» **WRITTEN REQUEST**
Within the listing below, locate all lines containing the word "text". Copy each one.
═══ DATA ROWS ═══
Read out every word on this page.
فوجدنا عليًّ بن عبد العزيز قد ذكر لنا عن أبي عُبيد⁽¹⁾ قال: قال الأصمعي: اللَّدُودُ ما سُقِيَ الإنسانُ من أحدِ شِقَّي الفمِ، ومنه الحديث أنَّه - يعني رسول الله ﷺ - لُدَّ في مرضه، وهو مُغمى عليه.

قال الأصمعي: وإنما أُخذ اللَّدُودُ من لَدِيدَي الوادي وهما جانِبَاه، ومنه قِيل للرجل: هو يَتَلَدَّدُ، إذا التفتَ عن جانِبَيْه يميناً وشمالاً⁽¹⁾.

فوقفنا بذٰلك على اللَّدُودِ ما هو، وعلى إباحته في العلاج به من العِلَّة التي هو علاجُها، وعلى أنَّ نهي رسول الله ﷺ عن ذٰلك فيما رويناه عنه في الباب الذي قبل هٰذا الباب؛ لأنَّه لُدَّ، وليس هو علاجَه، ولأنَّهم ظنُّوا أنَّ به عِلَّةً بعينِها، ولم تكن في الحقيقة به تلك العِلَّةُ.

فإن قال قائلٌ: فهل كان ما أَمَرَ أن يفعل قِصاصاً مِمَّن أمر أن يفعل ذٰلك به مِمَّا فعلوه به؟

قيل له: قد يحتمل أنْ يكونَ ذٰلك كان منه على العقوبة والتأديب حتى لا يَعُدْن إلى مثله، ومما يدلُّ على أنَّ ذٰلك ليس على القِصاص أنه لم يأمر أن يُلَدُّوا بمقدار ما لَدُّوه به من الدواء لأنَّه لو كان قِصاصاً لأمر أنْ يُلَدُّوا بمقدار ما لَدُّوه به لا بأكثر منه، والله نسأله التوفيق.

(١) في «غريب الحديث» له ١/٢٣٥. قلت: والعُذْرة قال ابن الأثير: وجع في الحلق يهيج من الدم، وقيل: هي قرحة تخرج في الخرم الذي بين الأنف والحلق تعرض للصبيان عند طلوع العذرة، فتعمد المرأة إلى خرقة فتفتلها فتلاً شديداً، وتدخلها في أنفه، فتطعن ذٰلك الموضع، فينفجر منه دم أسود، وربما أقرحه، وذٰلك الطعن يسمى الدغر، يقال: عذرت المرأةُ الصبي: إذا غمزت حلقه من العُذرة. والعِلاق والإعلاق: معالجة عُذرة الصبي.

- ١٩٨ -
═══
═══ DATA ROWS ═══
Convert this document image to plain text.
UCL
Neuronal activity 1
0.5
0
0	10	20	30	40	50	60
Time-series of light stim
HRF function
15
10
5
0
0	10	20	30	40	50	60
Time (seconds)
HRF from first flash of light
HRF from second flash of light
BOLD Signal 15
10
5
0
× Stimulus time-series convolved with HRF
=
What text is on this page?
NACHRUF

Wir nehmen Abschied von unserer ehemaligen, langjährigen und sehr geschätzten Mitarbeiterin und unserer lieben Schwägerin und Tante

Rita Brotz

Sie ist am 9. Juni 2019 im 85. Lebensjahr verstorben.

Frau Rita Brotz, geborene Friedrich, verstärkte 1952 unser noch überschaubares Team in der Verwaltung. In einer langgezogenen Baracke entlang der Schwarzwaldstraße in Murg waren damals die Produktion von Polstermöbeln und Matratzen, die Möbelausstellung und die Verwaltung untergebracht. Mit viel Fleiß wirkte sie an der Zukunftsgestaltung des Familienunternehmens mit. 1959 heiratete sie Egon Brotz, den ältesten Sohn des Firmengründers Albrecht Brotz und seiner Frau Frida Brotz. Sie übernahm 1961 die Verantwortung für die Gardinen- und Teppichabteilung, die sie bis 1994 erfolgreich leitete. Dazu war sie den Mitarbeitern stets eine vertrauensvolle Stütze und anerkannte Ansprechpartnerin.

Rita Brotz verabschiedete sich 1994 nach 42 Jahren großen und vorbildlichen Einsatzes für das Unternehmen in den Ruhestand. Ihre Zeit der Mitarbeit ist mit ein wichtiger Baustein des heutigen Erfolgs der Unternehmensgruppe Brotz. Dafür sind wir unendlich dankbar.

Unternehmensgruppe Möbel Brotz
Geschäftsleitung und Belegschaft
═══
» **WRITTEN RESPONSE**
Convert this document image to plain text.
What text is on this page?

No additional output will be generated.